MATERIAL FOR THE TASK.
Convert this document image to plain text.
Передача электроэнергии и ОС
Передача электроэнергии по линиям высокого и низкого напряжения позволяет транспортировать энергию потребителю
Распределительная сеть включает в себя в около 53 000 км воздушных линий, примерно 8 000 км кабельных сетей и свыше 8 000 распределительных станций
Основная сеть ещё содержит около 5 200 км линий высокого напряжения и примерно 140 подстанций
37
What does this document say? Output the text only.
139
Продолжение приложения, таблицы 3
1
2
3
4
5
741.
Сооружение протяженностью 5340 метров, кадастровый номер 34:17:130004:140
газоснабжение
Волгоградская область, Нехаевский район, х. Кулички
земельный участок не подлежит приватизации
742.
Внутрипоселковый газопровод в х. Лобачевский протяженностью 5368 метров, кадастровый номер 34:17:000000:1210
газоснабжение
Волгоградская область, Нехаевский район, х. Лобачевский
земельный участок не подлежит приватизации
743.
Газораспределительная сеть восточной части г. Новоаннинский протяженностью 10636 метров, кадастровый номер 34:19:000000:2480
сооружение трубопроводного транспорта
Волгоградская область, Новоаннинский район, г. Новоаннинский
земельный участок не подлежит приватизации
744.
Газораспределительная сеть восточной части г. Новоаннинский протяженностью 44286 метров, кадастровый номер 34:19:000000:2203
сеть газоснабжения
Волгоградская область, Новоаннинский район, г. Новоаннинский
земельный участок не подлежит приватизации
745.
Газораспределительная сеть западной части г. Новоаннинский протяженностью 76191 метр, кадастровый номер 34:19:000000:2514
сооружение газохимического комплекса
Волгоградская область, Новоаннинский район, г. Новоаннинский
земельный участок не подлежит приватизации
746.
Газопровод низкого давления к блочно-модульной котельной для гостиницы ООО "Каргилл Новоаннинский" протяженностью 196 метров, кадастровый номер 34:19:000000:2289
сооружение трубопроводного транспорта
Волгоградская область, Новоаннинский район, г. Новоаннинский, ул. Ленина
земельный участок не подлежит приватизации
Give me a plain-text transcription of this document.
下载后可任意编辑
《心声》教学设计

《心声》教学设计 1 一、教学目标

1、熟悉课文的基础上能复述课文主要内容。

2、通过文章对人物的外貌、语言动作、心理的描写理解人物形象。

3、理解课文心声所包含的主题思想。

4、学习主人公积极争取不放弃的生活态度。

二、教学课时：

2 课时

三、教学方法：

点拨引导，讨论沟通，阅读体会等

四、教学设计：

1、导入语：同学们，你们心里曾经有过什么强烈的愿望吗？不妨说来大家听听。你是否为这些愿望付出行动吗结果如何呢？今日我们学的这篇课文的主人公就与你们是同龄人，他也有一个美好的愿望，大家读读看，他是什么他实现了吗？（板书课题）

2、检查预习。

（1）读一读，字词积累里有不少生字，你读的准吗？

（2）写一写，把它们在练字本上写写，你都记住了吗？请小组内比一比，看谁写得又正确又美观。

DIRECTIVE.
Write out the material exactly as given.

FINAL RESULT.
Convert this document image to plain text.
Передача электроэнергии и ОС
Передача электроэнергии по линиям высокого и низкого напряжения позволяет транспортировать энергию потребителю
Распределительная сеть включает в себя в около 53 000 км воздушных линий, примерно 8 000 км кабельных сетей и свыше 8 000 распределительных станций
Основная сеть ещё содержит около 5 200 км линий высокого напряжения и примерно 140 подстанций
37
What does this document say? Output the text only.
139
Продолжение приложения, таблицы 3
1
2
3
4
5
741.
Сооружение протяженностью 5340 метров, кадастровый номер 34:17:130004:140
газоснабжение
Волгоградская область, Нехаевский район, х. Кулички
земельный участок не подлежит приватизации
742.
Внутрипоселковый газопровод в х. Лобачевский протяженностью 5368 метров, кадастровый номер 34:17:000000:1210
газоснабжение
Волгоградская область, Нехаевский район, х. Лобачевский
земельный участок не подлежит приватизации
743.
Газораспределительная сеть восточной части г. Новоаннинский протяженностью 10636 метров, кадастровый номер 34:19:000000:2480
сооружение трубопроводного транспорта
Волгоградская область, Новоаннинский район, г. Новоаннинский
земельный участок не подлежит приватизации
744.
Газораспределительная сеть восточной части г. Новоаннинский протяженностью 44286 метров, кадастровый номер 34:19:000000:2203
сеть газоснабжения
Волгоградская область, Новоаннинский район, г. Новоаннинский
земельный участок не подлежит приватизации
745.
Газораспределительная сеть западной части г. Новоаннинский протяженностью 76191 метр, кадастровый номер 34:19:000000:2514
сооружение газохимического комплекса
Волгоградская область, Новоаннинский район, г. Новоаннинский
земельный участок не подлежит приватизации
746.
Газопровод низкого давления к блочно-модульной котельной для гостиницы ООО "Каргилл Новоаннинский" протяженностью 196 метров, кадастровый номер 34:19:000000:2289
сооружение трубопроводного транспорта
Волгоградская область, Новоаннинский район, г. Новоаннинский, ул. Ленина
земельный участок не подлежит приватизации
Give me a plain-text transcription of this document.
下载后可任意编辑
《心声》教学设计

《心声》教学设计 1 一、教学目标

1、熟悉课文的基础上能复述课文主要内容。

2、通过文章对人物的外貌、语言动作、心理的描写理解人物形象。

3、理解课文心声所包含的主题思想。

4、学习主人公积极争取不放弃的生活态度。

二、教学课时：

2 课时

三、教学方法：

点拨引导，讨论沟通，阅读体会等

四、教学设计：

1、导入语：同学们，你们心里曾经有过什么强烈的愿望吗？不妨说来大家听听。你是否为这些愿望付出行动吗结果如何呢？今日我们学的这篇课文的主人公就与你们是同龄人，他也有一个美好的愿望，大家读读看，他是什么他实现了吗？（板书课题）

2、检查预习。

（1）读一读，字词积累里有不少生字，你读的准吗？

（2）写一写，把它们在练字本上写写，你都记住了吗？请小组内比一比，看谁写得又正确又美观。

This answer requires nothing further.